### Written request:
Scan the lines and state how many carry "grades". Leave out everything but the number.

(Saved entries)
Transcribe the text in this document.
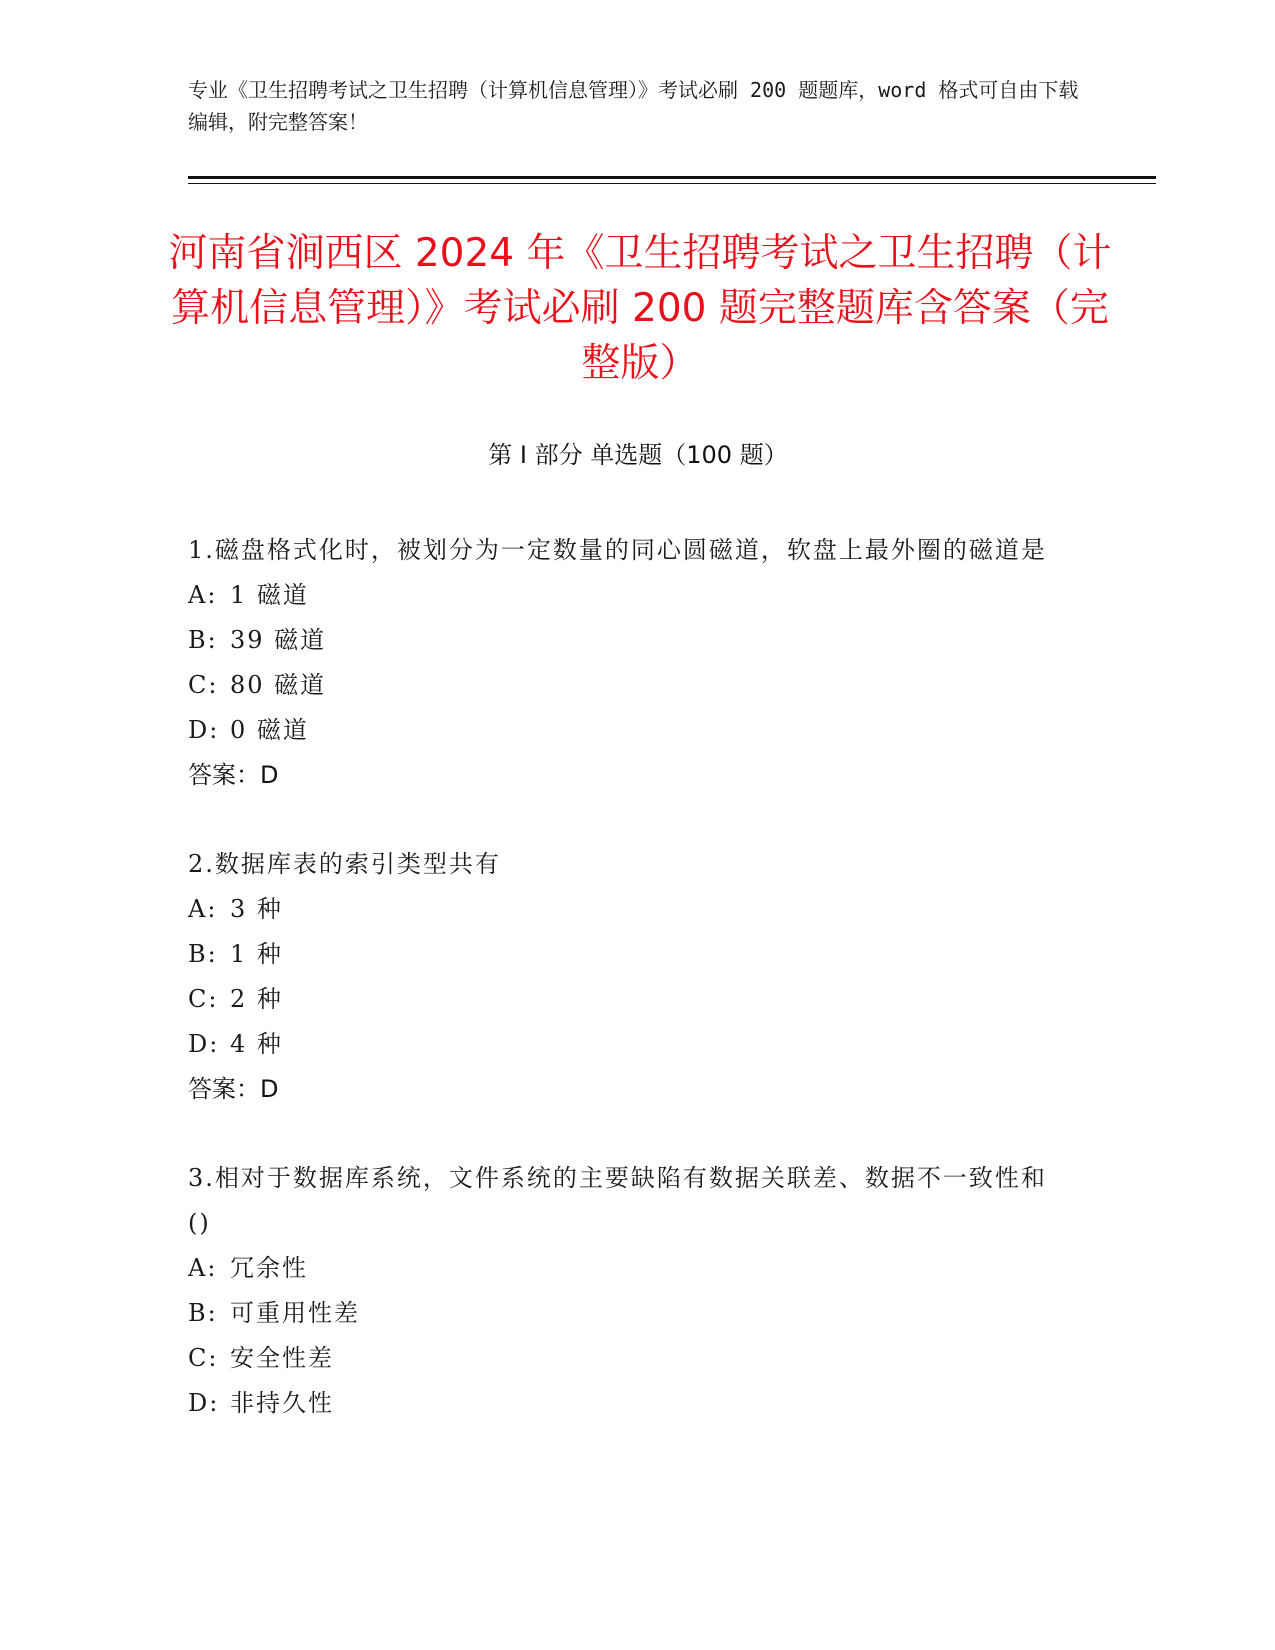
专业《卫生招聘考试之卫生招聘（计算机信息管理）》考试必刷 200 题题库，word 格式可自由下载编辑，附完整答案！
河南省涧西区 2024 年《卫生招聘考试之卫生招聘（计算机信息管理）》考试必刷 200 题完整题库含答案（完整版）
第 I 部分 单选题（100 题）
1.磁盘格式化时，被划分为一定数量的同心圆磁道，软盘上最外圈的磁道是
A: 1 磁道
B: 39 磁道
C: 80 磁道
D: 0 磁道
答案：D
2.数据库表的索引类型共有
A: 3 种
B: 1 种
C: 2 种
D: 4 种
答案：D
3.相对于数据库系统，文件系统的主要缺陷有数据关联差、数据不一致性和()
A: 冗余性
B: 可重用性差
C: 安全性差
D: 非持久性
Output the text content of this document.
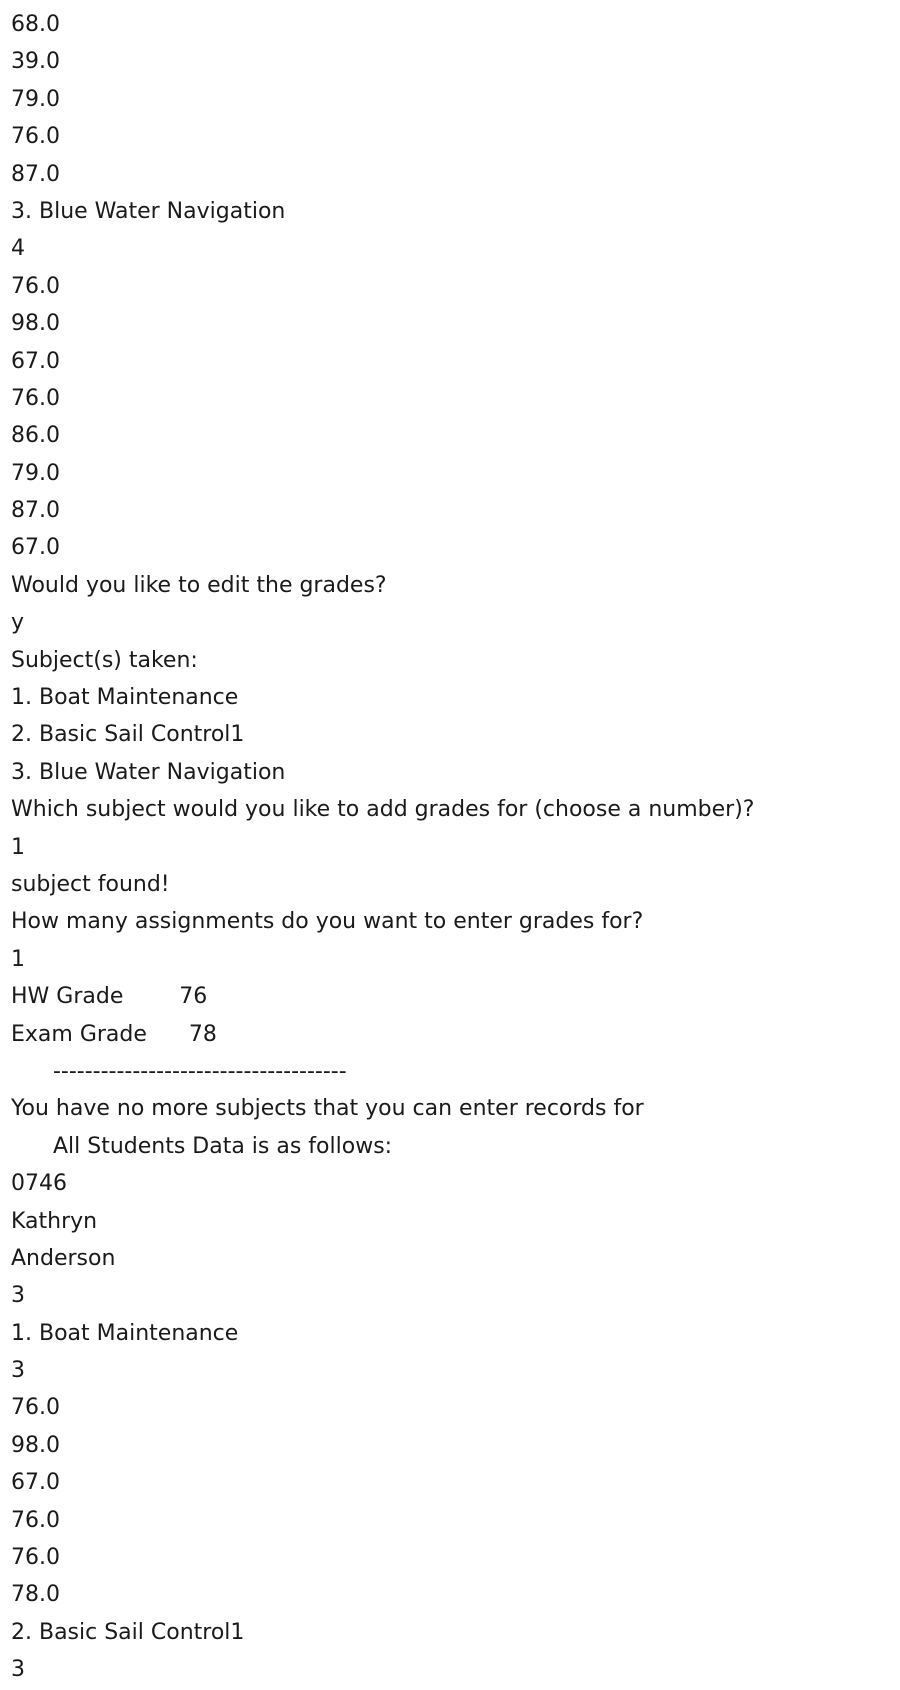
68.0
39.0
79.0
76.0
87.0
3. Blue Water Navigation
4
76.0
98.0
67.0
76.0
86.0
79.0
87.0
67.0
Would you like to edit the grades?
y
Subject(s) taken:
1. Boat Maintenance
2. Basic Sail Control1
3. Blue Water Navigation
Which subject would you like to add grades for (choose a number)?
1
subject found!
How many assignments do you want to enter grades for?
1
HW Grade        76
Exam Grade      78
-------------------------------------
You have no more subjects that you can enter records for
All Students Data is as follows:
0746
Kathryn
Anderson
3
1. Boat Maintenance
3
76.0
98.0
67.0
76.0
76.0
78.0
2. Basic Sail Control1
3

### Result of the exercise:
3